── PROVIDED RECORDS
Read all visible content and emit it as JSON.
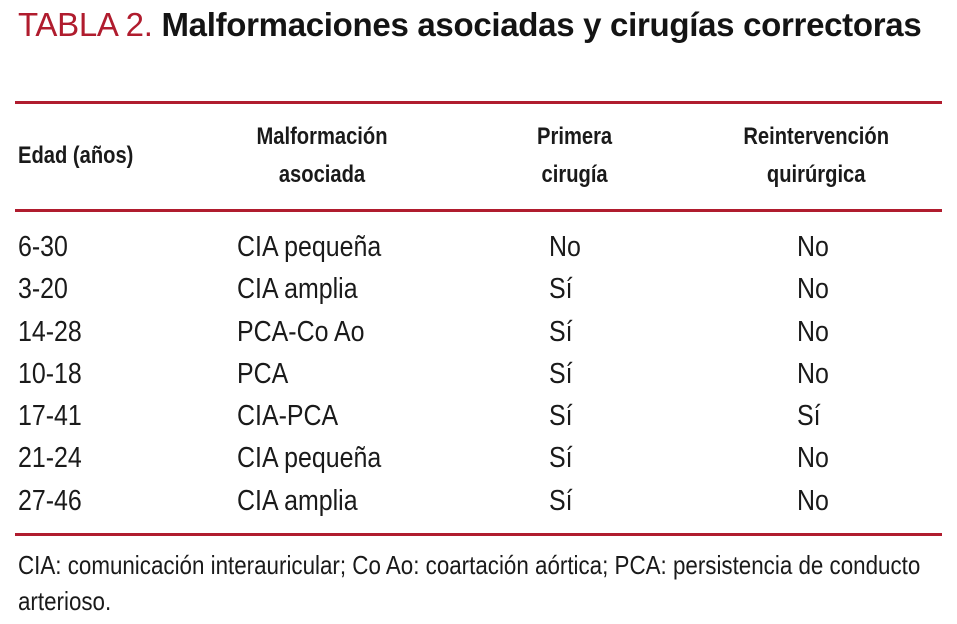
{
  "title": {
    "label": "TABLA 2.",
    "text": "Malformaciones asociadas y cirugías correctoras"
  },
  "table": {
    "headers": [
      "Edad (años)",
      "Malformación asociada",
      "Primera cirugía",
      "Reintervención quirúrgica"
    ],
    "rows": [
      {
        "age": "6-30",
        "malformation": "CIA pequeña",
        "first": "No",
        "reint": "No"
      },
      {
        "age": "3-20",
        "malformation": "CIA amplia",
        "first": "Sí",
        "reint": "No"
      },
      {
        "age": "14-28",
        "malformation": "PCA-Co Ao",
        "first": "Sí",
        "reint": "No"
      },
      {
        "age": "10-18",
        "malformation": "PCA",
        "first": "Sí",
        "reint": "No"
      },
      {
        "age": "17-41",
        "malformation": "CIA-PCA",
        "first": "Sí",
        "reint": "Sí"
      },
      {
        "age": "21-24",
        "malformation": "CIA pequeña",
        "first": "Sí",
        "reint": "No"
      },
      {
        "age": "27-46",
        "malformation": "CIA amplia",
        "first": "Sí",
        "reint": "No"
      }
    ]
  },
  "footnote": "CIA: comunicación interauricular; Co Ao: coartación aórtica; PCA: persistencia de conducto arterioso.",
  "colors": {
    "accent": "#b01c2e",
    "text": "#1a1a1a"
  }
}
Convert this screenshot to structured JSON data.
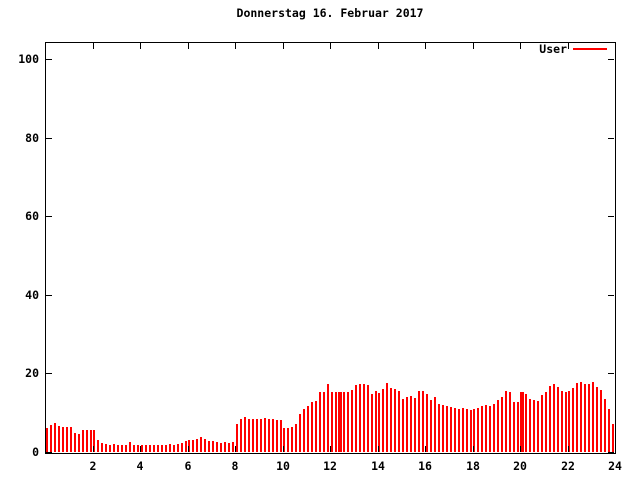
{
  "chart_data": {
    "type": "bar",
    "title": "Donnerstag 16. Februar 2017",
    "xlabel": "",
    "ylabel": "",
    "xlim": [
      0,
      24
    ],
    "ylim": [
      0,
      104.5
    ],
    "xticks": [
      2,
      4,
      6,
      8,
      10,
      12,
      14,
      16,
      18,
      20,
      22,
      24
    ],
    "yticks": [
      0,
      20,
      40,
      60,
      80,
      100
    ],
    "grid": false,
    "legend_position": "top-right-inside",
    "series": [
      {
        "name": "User",
        "color": "#ff0000",
        "style": "impulses",
        "start_minute": 5,
        "interval_minutes": 10,
        "values": [
          6.2,
          6.8,
          7.4,
          6.6,
          6.3,
          6.4,
          6.3,
          4.8,
          4.6,
          5.6,
          5.7,
          5.6,
          5.7,
          3.0,
          2.2,
          2.0,
          1.9,
          2.0,
          1.9,
          1.8,
          1.9,
          2.5,
          1.9,
          1.8,
          1.9,
          1.8,
          1.9,
          1.8,
          1.9,
          1.8,
          1.9,
          2.0,
          1.9,
          2.0,
          2.2,
          2.8,
          3.0,
          3.1,
          3.3,
          3.8,
          3.4,
          2.8,
          2.8,
          2.5,
          2.4,
          2.5,
          2.4,
          2.6,
          7.0,
          8.4,
          9.0,
          8.5,
          8.3,
          8.5,
          8.4,
          8.6,
          8.3,
          8.4,
          8.2,
          8.2,
          6.2,
          6.0,
          6.3,
          7.1,
          9.6,
          10.9,
          11.8,
          12.6,
          13.1,
          15.2,
          15.2,
          17.3,
          15.3,
          15.2,
          15.2,
          15.2,
          15.2,
          15.8,
          17.0,
          17.2,
          17.3,
          17.1,
          14.7,
          15.6,
          15.0,
          16.0,
          17.5,
          16.2,
          16.0,
          15.6,
          13.5,
          14.0,
          14.2,
          13.8,
          15.4,
          15.6,
          14.8,
          13.2,
          14.0,
          12.2,
          12.0,
          11.8,
          11.5,
          11.2,
          11.0,
          11.2,
          11.0,
          10.8,
          11.0,
          11.2,
          11.6,
          12.0,
          11.8,
          12.2,
          13.2,
          14.0,
          15.6,
          15.2,
          12.8,
          12.6,
          15.2,
          14.8,
          13.4,
          13.2,
          13.0,
          14.6,
          15.2,
          16.8,
          17.2,
          16.6,
          15.6,
          15.2,
          15.4,
          16.2,
          17.6,
          17.8,
          17.4,
          17.2,
          17.8,
          16.6,
          15.8,
          13.5,
          11.0,
          7.0
        ],
        "wide_bar_indices": [
          74,
          120
        ]
      }
    ]
  }
}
────
◆ **WHAT TO WORK ON**:
Output every entry word for word, but omit the pictures.

◆ **ANSWER TO THIS EXERCISE**:
Read all visible content and emit it as JSON.
{
  "title": {
    "label": "TABLA 2.",
    "text": "Malformaciones asociadas y cirugías correctoras"
  },
  "table": {
    "headers": [
      "Edad (años)",
      "Malformación asociada",
      "Primera cirugía",
      "Reintervención quirúrgica"
    ],
    "rows": [
      {
        "age": "6-30",
        "malformation": "CIA pequeña",
        "first": "No",
        "reint": "No"
      },
      {
        "age": "3-20",
        "malformation": "CIA amplia",
        "first": "Sí",
        "reint": "No"
      },
      {
        "age": "14-28",
        "malformation": "PCA-Co Ao",
        "first": "Sí",
        "reint": "No"
      },
      {
        "age": "10-18",
        "malformation": "PCA",
        "first": "Sí",
        "reint": "No"
      },
      {
        "age": "17-41",
        "malformation": "CIA-PCA",
        "first": "Sí",
        "reint": "Sí"
      },
      {
        "age": "21-24",
        "malformation": "CIA pequeña",
        "first": "Sí",
        "reint": "No"
      },
      {
        "age": "27-46",
        "malformation": "CIA amplia",
        "first": "Sí",
        "reint": "No"
      }
    ]
  },
  "footnote": "CIA: comunicación interauricular; Co Ao: coartación aórtica; PCA: persistencia de conducto arterioso.",
  "colors": {
    "accent": "#b01c2e",
    "text": "#1a1a1a"
  }
}
Convert this screenshot to structured JSON data.
{
  "chart_data": {
    "type": "bar",
    "title": "Donnerstag 16. Februar 2017",
    "xlabel": "",
    "ylabel": "",
    "xlim": [
      0,
      24
    ],
    "ylim": [
      0,
      104.5
    ],
    "xticks": [
      2,
      4,
      6,
      8,
      10,
      12,
      14,
      16,
      18,
      20,
      22,
      24
    ],
    "yticks": [
      0,
      20,
      40,
      60,
      80,
      100
    ],
    "grid": false,
    "legend_position": "top-right-inside",
    "series": [
      {
        "name": "User",
        "color": "#ff0000",
        "style": "impulses",
        "start_minute": 5,
        "interval_minutes": 10,
        "values": [
          6.2,
          6.8,
          7.4,
          6.6,
          6.3,
          6.4,
          6.3,
          4.8,
          4.6,
          5.6,
          5.7,
          5.6,
          5.7,
          3.0,
          2.2,
          2.0,
          1.9,
          2.0,
          1.9,
          1.8,
          1.9,
          2.5,
          1.9,
          1.8,
          1.9,
          1.8,
          1.9,
          1.8,
          1.9,
          1.8,
          1.9,
          2.0,
          1.9,
          2.0,
          2.2,
          2.8,
          3.0,
          3.1,
          3.3,
          3.8,
          3.4,
          2.8,
          2.8,
          2.5,
          2.4,
          2.5,
          2.4,
          2.6,
          7.0,
          8.4,
          9.0,
          8.5,
          8.3,
          8.5,
          8.4,
          8.6,
          8.3,
          8.4,
          8.2,
          8.2,
          6.2,
          6.0,
          6.3,
          7.1,
          9.6,
          10.9,
          11.8,
          12.6,
          13.1,
          15.2,
          15.2,
          17.3,
          15.3,
          15.2,
          15.2,
          15.2,
          15.2,
          15.8,
          17.0,
          17.2,
          17.3,
          17.1,
          14.7,
          15.6,
          15.0,
          16.0,
          17.5,
          16.2,
          16.0,
          15.6,
          13.5,
          14.0,
          14.2,
          13.8,
          15.4,
          15.6,
          14.8,
          13.2,
          14.0,
          12.2,
          12.0,
          11.8,
          11.5,
          11.2,
          11.0,
          11.2,
          11.0,
          10.8,
          11.0,
          11.2,
          11.6,
          12.0,
          11.8,
          12.2,
          13.2,
          14.0,
          15.6,
          15.2,
          12.8,
          12.6,
          15.2,
          14.8,
          13.4,
          13.2,
          13.0,
          14.6,
          15.2,
          16.8,
          17.2,
          16.6,
          15.6,
          15.2,
          15.4,
          16.2,
          17.6,
          17.8,
          17.4,
          17.2,
          17.8,
          16.6,
          15.8,
          13.5,
          11.0,
          7.0
        ],
        "wide_bar_indices": [
          74,
          120
        ]
      }
    ]
  }
}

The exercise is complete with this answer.